[Figure record listings]

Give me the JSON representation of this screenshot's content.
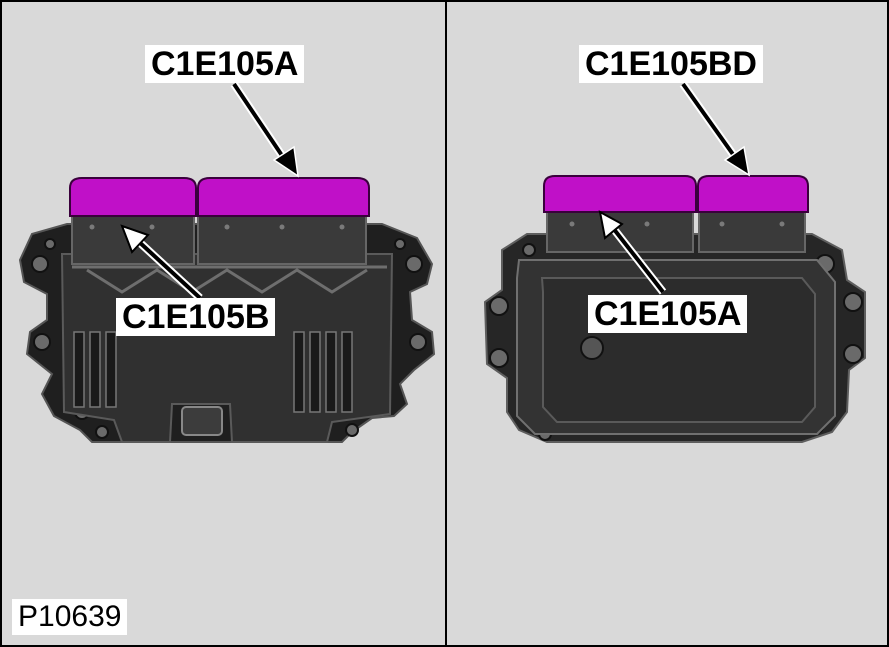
{
  "figure_id": "P10639",
  "left_panel": {
    "top_label": "C1E105A",
    "bottom_label": "C1E105B"
  },
  "right_panel": {
    "top_label": "C1E105BD",
    "bottom_label": "C1E105A"
  },
  "colors": {
    "background": "#d9d9d9",
    "connector": "#c010c8",
    "housing": "#2a2a2a",
    "arrow": "#000000"
  }
}
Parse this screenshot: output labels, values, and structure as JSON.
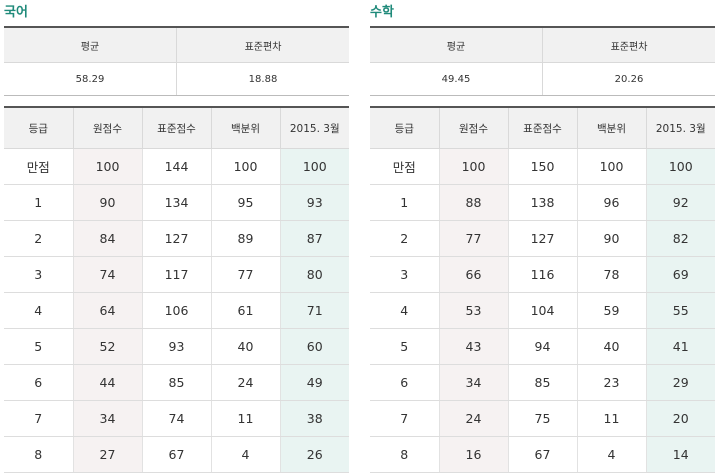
{
  "summary_headers": [
    "평균",
    "표준편차"
  ],
  "grade_headers": [
    "등급",
    "원점수",
    "표준점수",
    "백분위",
    "2015. 3월"
  ],
  "subjects": [
    {
      "title": "국어",
      "average": "58.29",
      "std_dev": "18.88",
      "rows": [
        [
          "만점",
          "100",
          "144",
          "100",
          "100"
        ],
        [
          "1",
          "90",
          "134",
          "95",
          "93"
        ],
        [
          "2",
          "84",
          "127",
          "89",
          "87"
        ],
        [
          "3",
          "74",
          "117",
          "77",
          "80"
        ],
        [
          "4",
          "64",
          "106",
          "61",
          "71"
        ],
        [
          "5",
          "52",
          "93",
          "40",
          "60"
        ],
        [
          "6",
          "44",
          "85",
          "24",
          "49"
        ],
        [
          "7",
          "34",
          "74",
          "11",
          "38"
        ],
        [
          "8",
          "27",
          "67",
          "4",
          "26"
        ]
      ]
    },
    {
      "title": "수학",
      "average": "49.45",
      "std_dev": "20.26",
      "rows": [
        [
          "만점",
          "100",
          "150",
          "100",
          "100"
        ],
        [
          "1",
          "88",
          "138",
          "96",
          "92"
        ],
        [
          "2",
          "77",
          "127",
          "90",
          "82"
        ],
        [
          "3",
          "66",
          "116",
          "78",
          "69"
        ],
        [
          "4",
          "53",
          "104",
          "59",
          "55"
        ],
        [
          "5",
          "43",
          "94",
          "40",
          "41"
        ],
        [
          "6",
          "34",
          "85",
          "23",
          "29"
        ],
        [
          "7",
          "24",
          "75",
          "11",
          "20"
        ],
        [
          "8",
          "16",
          "67",
          "4",
          "14"
        ]
      ]
    }
  ]
}
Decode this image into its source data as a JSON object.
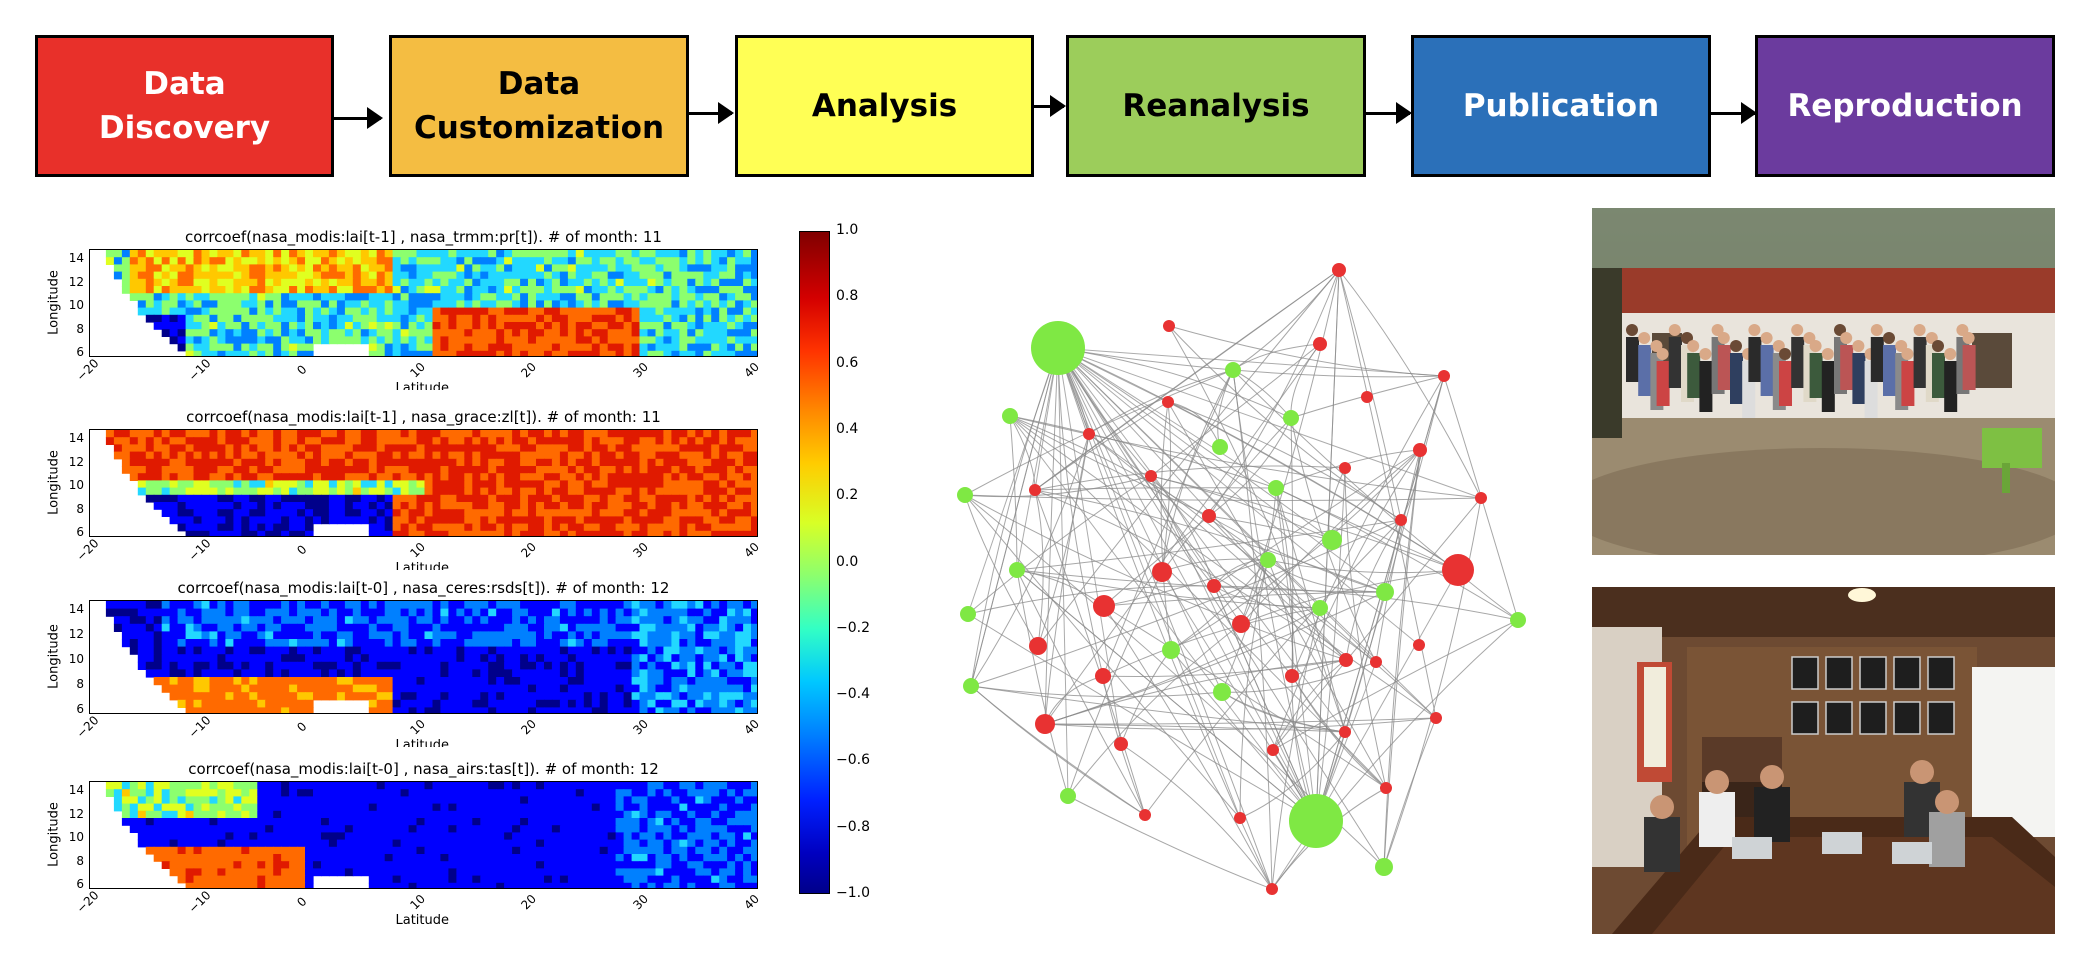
{
  "workflow": {
    "stages": [
      {
        "label": "Data\nDiscovery",
        "color": "#e8302a",
        "text_color": "#ffffff"
      },
      {
        "label": "Data\nCustomization",
        "color": "#f4bd42",
        "text_color": "#000000"
      },
      {
        "label": "Analysis",
        "color": "#ffff55",
        "text_color": "#000000"
      },
      {
        "label": "Reanalysis",
        "color": "#9ccd5b",
        "text_color": "#000000"
      },
      {
        "label": "Publication",
        "color": "#2b70b9",
        "text_color": "#ffffff"
      },
      {
        "label": "Reproduction",
        "color": "#6b3b9e",
        "text_color": "#ffffff"
      }
    ]
  },
  "maps": [
    {
      "title": "corrcoef(nasa_modis:lai[t-1] , nasa_trmm:pr[t]). # of month: 11",
      "ylabel": "Longitude",
      "xlabel": "Latitude",
      "pattern": "trmm"
    },
    {
      "title": "corrcoef(nasa_modis:lai[t-1] , nasa_grace:zl[t]). # of month: 11",
      "ylabel": "Longitude",
      "xlabel": "Latitude",
      "pattern": "grace"
    },
    {
      "title": "corrcoef(nasa_modis:lai[t-0] , nasa_ceres:rsds[t]). # of month: 12",
      "ylabel": "Longitude",
      "xlabel": "Latitude",
      "pattern": "ceres"
    },
    {
      "title": "corrcoef(nasa_modis:lai[t-0] , nasa_airs:tas[t]). # of month: 12",
      "ylabel": "Longitude",
      "xlabel": "Latitude",
      "pattern": "airs"
    }
  ],
  "map_axes": {
    "xticks": [
      "−20",
      "−10",
      "0",
      "10",
      "20",
      "30",
      "40"
    ],
    "yticks": [
      "14",
      "12",
      "10",
      "8",
      "6"
    ]
  },
  "colorbar": {
    "ticks": [
      "1.0",
      "0.8",
      "0.6",
      "0.4",
      "0.2",
      "0.0",
      "−0.2",
      "−0.4",
      "−0.6",
      "−0.8",
      "−1.0"
    ]
  },
  "network": {
    "node_colors": {
      "service": "#7fe844",
      "user": "#e83232"
    }
  },
  "photos": [
    {
      "subject": "group-photo"
    },
    {
      "subject": "meeting-room-photo"
    }
  ]
}
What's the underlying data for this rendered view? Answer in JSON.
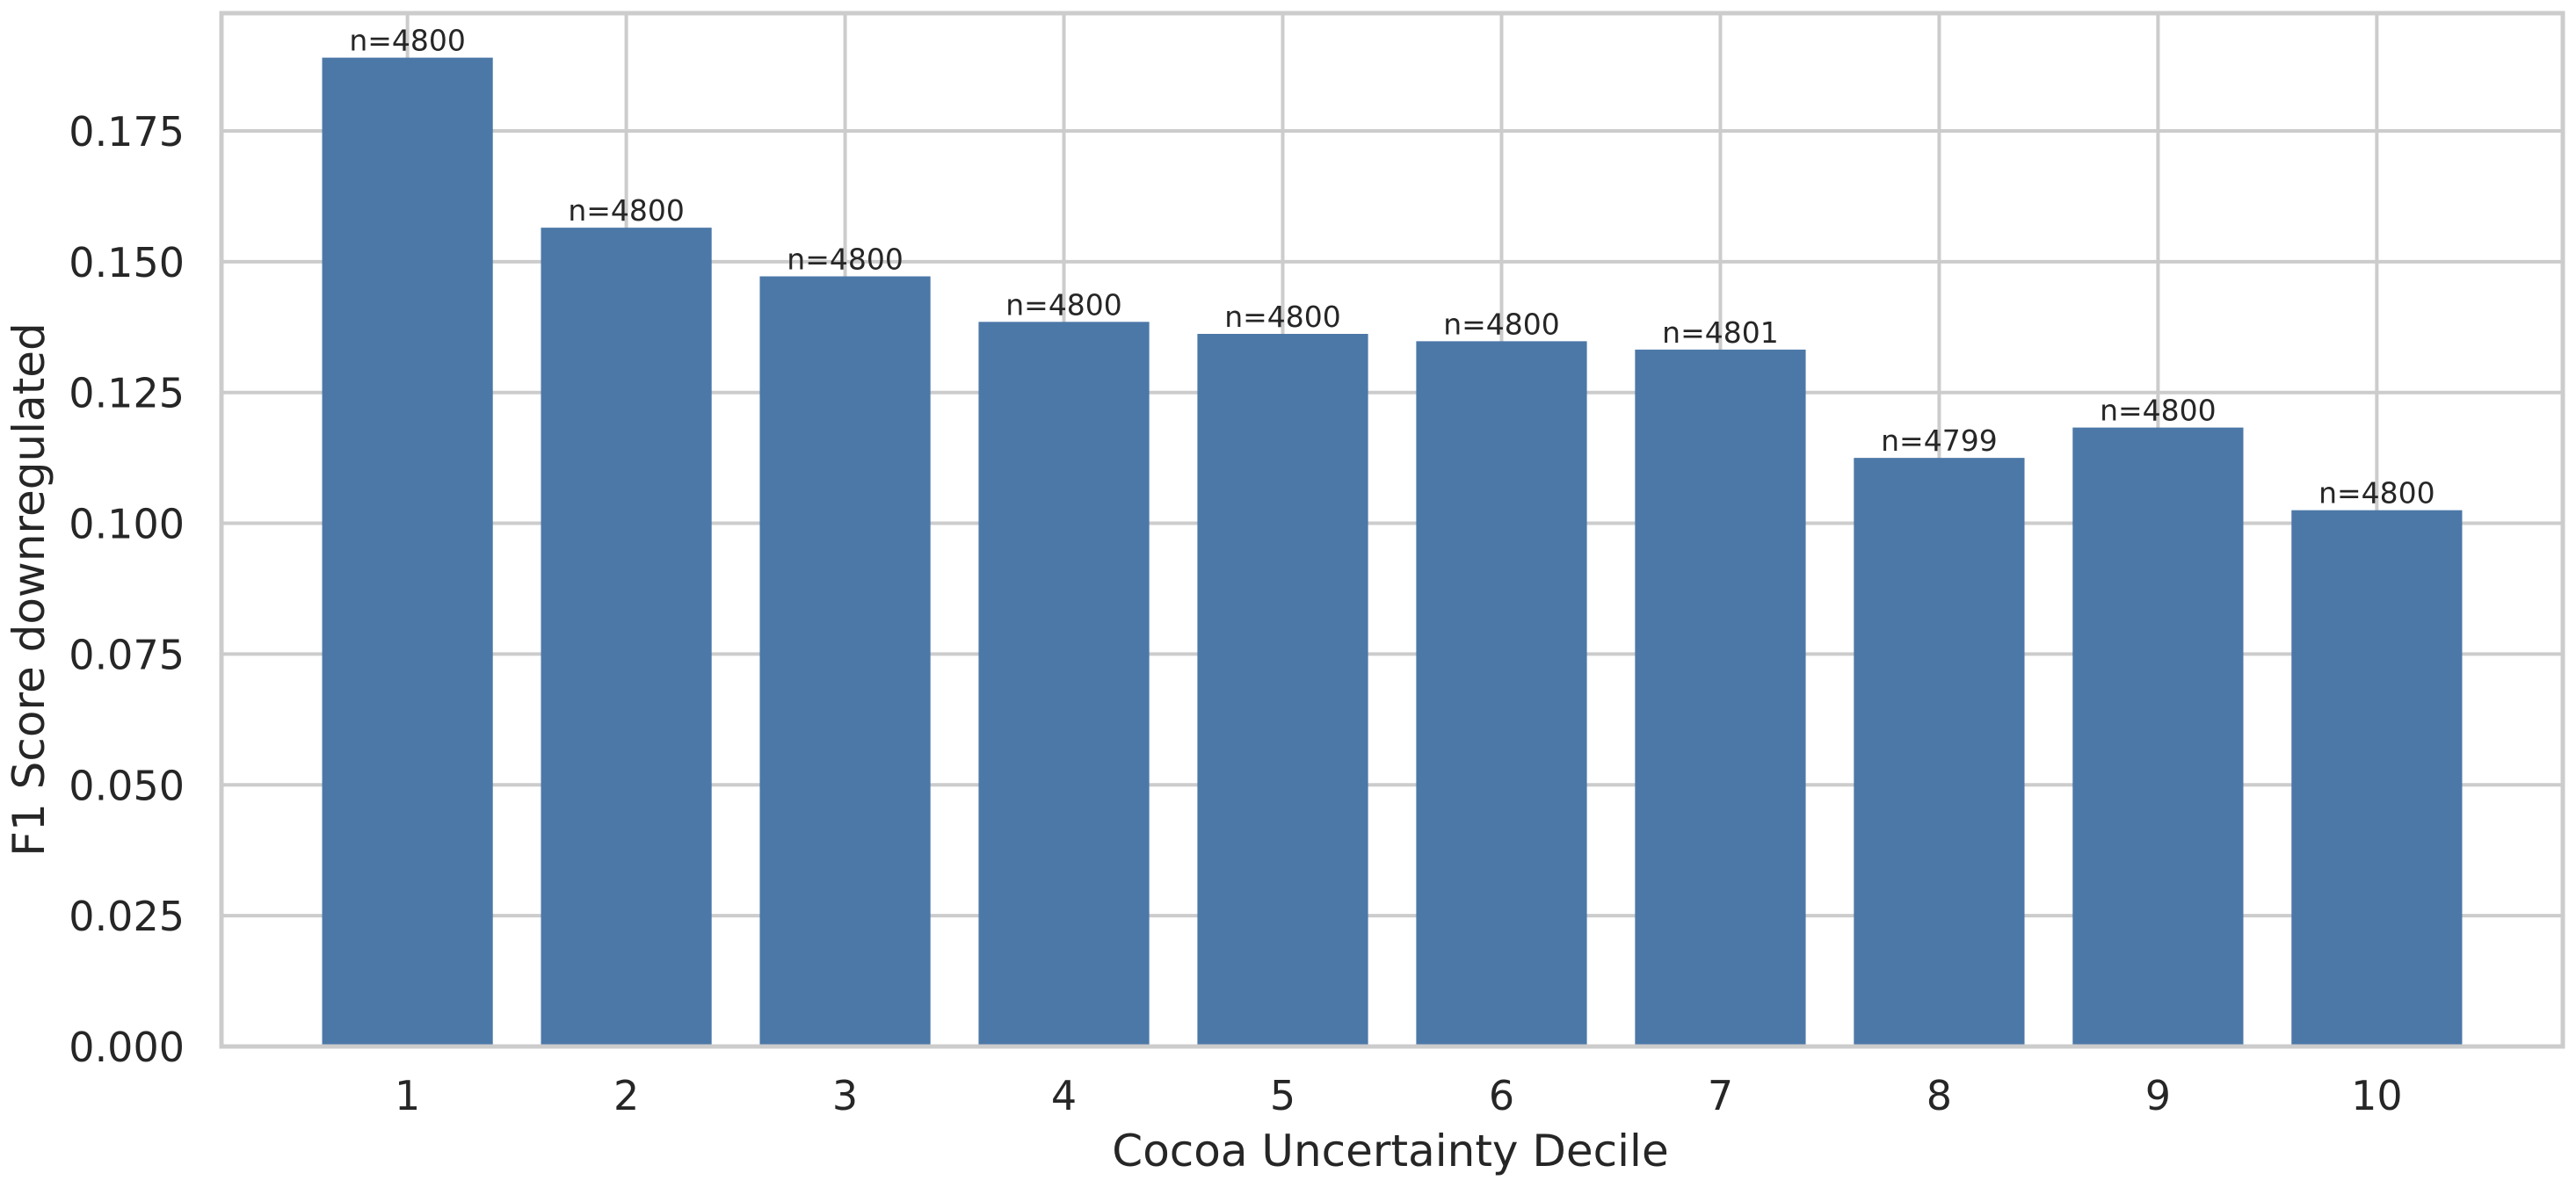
{
  "chart_data": {
    "type": "bar",
    "title": "",
    "xlabel": "Cocoa Uncertainty Decile",
    "ylabel": "F1 Score downregulated",
    "categories": [
      "1",
      "2",
      "3",
      "4",
      "5",
      "6",
      "7",
      "8",
      "9",
      "10"
    ],
    "values": [
      0.189,
      0.1565,
      0.1472,
      0.1385,
      0.1362,
      0.1348,
      0.1332,
      0.1125,
      0.1183,
      0.1025
    ],
    "annotations": [
      "n=4800",
      "n=4800",
      "n=4800",
      "n=4800",
      "n=4800",
      "n=4800",
      "n=4801",
      "n=4799",
      "n=4800",
      "n=4800"
    ],
    "ylim": [
      0,
      0.1975
    ],
    "yticks": [
      0.0,
      0.025,
      0.05,
      0.075,
      0.1,
      0.125,
      0.15,
      0.175
    ],
    "ytick_labels": [
      "0.000",
      "0.025",
      "0.050",
      "0.075",
      "0.100",
      "0.125",
      "0.150",
      "0.175"
    ],
    "grid": true,
    "colors": {
      "bar": "#4c78a8",
      "grid": "#cccccc",
      "frame": "#cccccc",
      "text": "#262626"
    }
  }
}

[Task]: Quote the records above exactly, leaving out any pictures.

[Final result]:
Give me the JSON representation of this screenshot's content.
{
  "figure_id": "P10639",
  "left_panel": {
    "top_label": "C1E105A",
    "bottom_label": "C1E105B"
  },
  "right_panel": {
    "top_label": "C1E105BD",
    "bottom_label": "C1E105A"
  },
  "colors": {
    "background": "#d9d9d9",
    "connector": "#c010c8",
    "housing": "#2a2a2a",
    "arrow": "#000000"
  }
}
Parse this screenshot: output labels, values, and structure as JSON.
{
  "summary_headers": [
    "평균",
    "표준편차"
  ],
  "grade_headers": [
    "등급",
    "원점수",
    "표준점수",
    "백분위",
    "2015. 3월"
  ],
  "subjects": [
    {
      "title": "국어",
      "average": "58.29",
      "std_dev": "18.88",
      "rows": [
        [
          "만점",
          "100",
          "144",
          "100",
          "100"
        ],
        [
          "1",
          "90",
          "134",
          "95",
          "93"
        ],
        [
          "2",
          "84",
          "127",
          "89",
          "87"
        ],
        [
          "3",
          "74",
          "117",
          "77",
          "80"
        ],
        [
          "4",
          "64",
          "106",
          "61",
          "71"
        ],
        [
          "5",
          "52",
          "93",
          "40",
          "60"
        ],
        [
          "6",
          "44",
          "85",
          "24",
          "49"
        ],
        [
          "7",
          "34",
          "74",
          "11",
          "38"
        ],
        [
          "8",
          "27",
          "67",
          "4",
          "26"
        ]
      ]
    },
    {
      "title": "수학",
      "average": "49.45",
      "std_dev": "20.26",
      "rows": [
        [
          "만점",
          "100",
          "150",
          "100",
          "100"
        ],
        [
          "1",
          "88",
          "138",
          "96",
          "92"
        ],
        [
          "2",
          "77",
          "127",
          "90",
          "82"
        ],
        [
          "3",
          "66",
          "116",
          "78",
          "69"
        ],
        [
          "4",
          "53",
          "104",
          "59",
          "55"
        ],
        [
          "5",
          "43",
          "94",
          "40",
          "41"
        ],
        [
          "6",
          "34",
          "85",
          "23",
          "29"
        ],
        [
          "7",
          "24",
          "75",
          "11",
          "20"
        ],
        [
          "8",
          "16",
          "67",
          "4",
          "14"
        ]
      ]
    }
  ]
}
Decode this image into its source data as a JSON object.
{
  "workflow": {
    "stages": [
      {
        "label": "Data\nDiscovery",
        "color": "#e8302a",
        "text_color": "#ffffff"
      },
      {
        "label": "Data\nCustomization",
        "color": "#f4bd42",
        "text_color": "#000000"
      },
      {
        "label": "Analysis",
        "color": "#ffff55",
        "text_color": "#000000"
      },
      {
        "label": "Reanalysis",
        "color": "#9ccd5b",
        "text_color": "#000000"
      },
      {
        "label": "Publication",
        "color": "#2b70b9",
        "text_color": "#ffffff"
      },
      {
        "label": "Reproduction",
        "color": "#6b3b9e",
        "text_color": "#ffffff"
      }
    ]
  },
  "maps": [
    {
      "title": "corrcoef(nasa_modis:lai[t-1] , nasa_trmm:pr[t]). # of month: 11",
      "ylabel": "Longitude",
      "xlabel": "Latitude",
      "pattern": "trmm"
    },
    {
      "title": "corrcoef(nasa_modis:lai[t-1] , nasa_grace:zl[t]). # of month: 11",
      "ylabel": "Longitude",
      "xlabel": "Latitude",
      "pattern": "grace"
    },
    {
      "title": "corrcoef(nasa_modis:lai[t-0] , nasa_ceres:rsds[t]). # of month: 12",
      "ylabel": "Longitude",
      "xlabel": "Latitude",
      "pattern": "ceres"
    },
    {
      "title": "corrcoef(nasa_modis:lai[t-0] , nasa_airs:tas[t]). # of month: 12",
      "ylabel": "Longitude",
      "xlabel": "Latitude",
      "pattern": "airs"
    }
  ],
  "map_axes": {
    "xticks": [
      "−20",
      "−10",
      "0",
      "10",
      "20",
      "30",
      "40"
    ],
    "yticks": [
      "14",
      "12",
      "10",
      "8",
      "6"
    ]
  },
  "colorbar": {
    "ticks": [
      "1.0",
      "0.8",
      "0.6",
      "0.4",
      "0.2",
      "0.0",
      "−0.2",
      "−0.4",
      "−0.6",
      "−0.8",
      "−1.0"
    ]
  },
  "network": {
    "node_colors": {
      "service": "#7fe844",
      "user": "#e83232"
    }
  },
  "photos": [
    {
      "subject": "group-photo"
    },
    {
      "subject": "meeting-room-photo"
    }
  ]
}
What's the underlying data for this rendered view? Answer in JSON.
{
  "chart_data": {
    "type": "bar",
    "title": "",
    "xlabel": "Cocoa Uncertainty Decile",
    "ylabel": "F1 Score downregulated",
    "categories": [
      "1",
      "2",
      "3",
      "4",
      "5",
      "6",
      "7",
      "8",
      "9",
      "10"
    ],
    "values": [
      0.189,
      0.1565,
      0.1472,
      0.1385,
      0.1362,
      0.1348,
      0.1332,
      0.1125,
      0.1183,
      0.1025
    ],
    "annotations": [
      "n=4800",
      "n=4800",
      "n=4800",
      "n=4800",
      "n=4800",
      "n=4800",
      "n=4801",
      "n=4799",
      "n=4800",
      "n=4800"
    ],
    "ylim": [
      0,
      0.1975
    ],
    "yticks": [
      0.0,
      0.025,
      0.05,
      0.075,
      0.1,
      0.125,
      0.15,
      0.175
    ],
    "ytick_labels": [
      "0.000",
      "0.025",
      "0.050",
      "0.075",
      "0.100",
      "0.125",
      "0.150",
      "0.175"
    ],
    "grid": true,
    "colors": {
      "bar": "#4c78a8",
      "grid": "#cccccc",
      "frame": "#cccccc",
      "text": "#262626"
    }
  }
}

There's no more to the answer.